▸ **WRITTEN INSTRUCTION**
All of the data must be printed exactly; please include every line.

▸ **DATA TO PROCESS**
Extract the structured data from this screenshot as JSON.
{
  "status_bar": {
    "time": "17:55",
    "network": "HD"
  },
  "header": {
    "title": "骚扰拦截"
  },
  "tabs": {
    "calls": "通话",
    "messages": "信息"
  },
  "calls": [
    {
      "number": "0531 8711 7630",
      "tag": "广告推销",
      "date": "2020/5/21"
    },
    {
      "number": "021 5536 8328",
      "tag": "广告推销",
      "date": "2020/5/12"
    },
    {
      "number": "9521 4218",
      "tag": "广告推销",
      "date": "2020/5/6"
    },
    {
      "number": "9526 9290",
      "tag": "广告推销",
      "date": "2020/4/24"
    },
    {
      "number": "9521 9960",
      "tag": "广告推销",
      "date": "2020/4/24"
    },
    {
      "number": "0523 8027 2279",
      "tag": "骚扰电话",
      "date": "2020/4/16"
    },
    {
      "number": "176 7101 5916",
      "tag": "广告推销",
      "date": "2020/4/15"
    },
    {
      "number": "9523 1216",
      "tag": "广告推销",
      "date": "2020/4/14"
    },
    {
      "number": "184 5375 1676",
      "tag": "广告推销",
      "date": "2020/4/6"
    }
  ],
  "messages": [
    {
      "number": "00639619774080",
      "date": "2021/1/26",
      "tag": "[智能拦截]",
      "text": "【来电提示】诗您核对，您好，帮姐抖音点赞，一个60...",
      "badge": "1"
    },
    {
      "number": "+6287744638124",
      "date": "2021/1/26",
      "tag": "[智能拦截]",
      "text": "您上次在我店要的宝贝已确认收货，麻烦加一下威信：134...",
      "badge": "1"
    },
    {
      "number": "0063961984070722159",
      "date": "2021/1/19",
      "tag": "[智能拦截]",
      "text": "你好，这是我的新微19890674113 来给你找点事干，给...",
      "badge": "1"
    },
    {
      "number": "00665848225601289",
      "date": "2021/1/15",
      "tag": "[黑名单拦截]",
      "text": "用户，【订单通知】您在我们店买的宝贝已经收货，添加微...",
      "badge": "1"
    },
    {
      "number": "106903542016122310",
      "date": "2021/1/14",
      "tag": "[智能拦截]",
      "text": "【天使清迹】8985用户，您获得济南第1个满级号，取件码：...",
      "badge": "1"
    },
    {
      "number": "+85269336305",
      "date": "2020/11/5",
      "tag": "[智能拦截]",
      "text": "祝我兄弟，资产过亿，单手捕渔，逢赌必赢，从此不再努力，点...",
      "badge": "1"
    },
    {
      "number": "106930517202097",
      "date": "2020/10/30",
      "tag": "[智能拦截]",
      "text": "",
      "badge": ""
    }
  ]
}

▸ **RIGHT ANSWER**
Extract the structured data from this screenshot as JSON.
{
  "status_bar": {
    "time": "17:55",
    "network": "HD"
  },
  "header": {
    "title": "骚扰拦截"
  },
  "tabs": {
    "calls": "通话",
    "messages": "信息"
  },
  "calls": [
    {
      "number": "0531 8711 7630",
      "tag": "广告推销",
      "date": "2020/5/21"
    },
    {
      "number": "021 5536 8328",
      "tag": "广告推销",
      "date": "2020/5/12"
    },
    {
      "number": "9521 4218",
      "tag": "广告推销",
      "date": "2020/5/6"
    },
    {
      "number": "9526 9290",
      "tag": "广告推销",
      "date": "2020/4/24"
    },
    {
      "number": "9521 9960",
      "tag": "广告推销",
      "date": "2020/4/24"
    },
    {
      "number": "0523 8027 2279",
      "tag": "骚扰电话",
      "date": "2020/4/16"
    },
    {
      "number": "176 7101 5916",
      "tag": "广告推销",
      "date": "2020/4/15"
    },
    {
      "number": "9523 1216",
      "tag": "广告推销",
      "date": "2020/4/14"
    },
    {
      "number": "184 5375 1676",
      "tag": "广告推销",
      "date": "2020/4/6"
    }
  ],
  "messages": [
    {
      "number": "00639619774080",
      "date": "2021/1/26",
      "tag": "[智能拦截]",
      "text": "【来电提示】诗您核对，您好，帮姐抖音点赞，一个60...",
      "badge": "1"
    },
    {
      "number": "+6287744638124",
      "date": "2021/1/26",
      "tag": "[智能拦截]",
      "text": "您上次在我店要的宝贝已确认收货，麻烦加一下威信：134...",
      "badge": "1"
    },
    {
      "number": "0063961984070722159",
      "date": "2021/1/19",
      "tag": "[智能拦截]",
      "text": "你好，这是我的新微19890674113 来给你找点事干，给...",
      "badge": "1"
    },
    {
      "number": "00665848225601289",
      "date": "2021/1/15",
      "tag": "[黑名单拦截]",
      "text": "用户，【订单通知】您在我们店买的宝贝已经收货，添加微...",
      "badge": "1"
    },
    {
      "number": "106903542016122310",
      "date": "2021/1/14",
      "tag": "[智能拦截]",
      "text": "【天使清迹】8985用户，您获得济南第1个满级号，取件码：...",
      "badge": "1"
    },
    {
      "number": "+85269336305",
      "date": "2020/11/5",
      "tag": "[智能拦截]",
      "text": "祝我兄弟，资产过亿，单手捕渔，逢赌必赢，从此不再努力，点...",
      "badge": "1"
    },
    {
      "number": "106930517202097",
      "date": "2020/10/30",
      "tag": "[智能拦截]",
      "text": "",
      "badge": ""
    }
  ]
}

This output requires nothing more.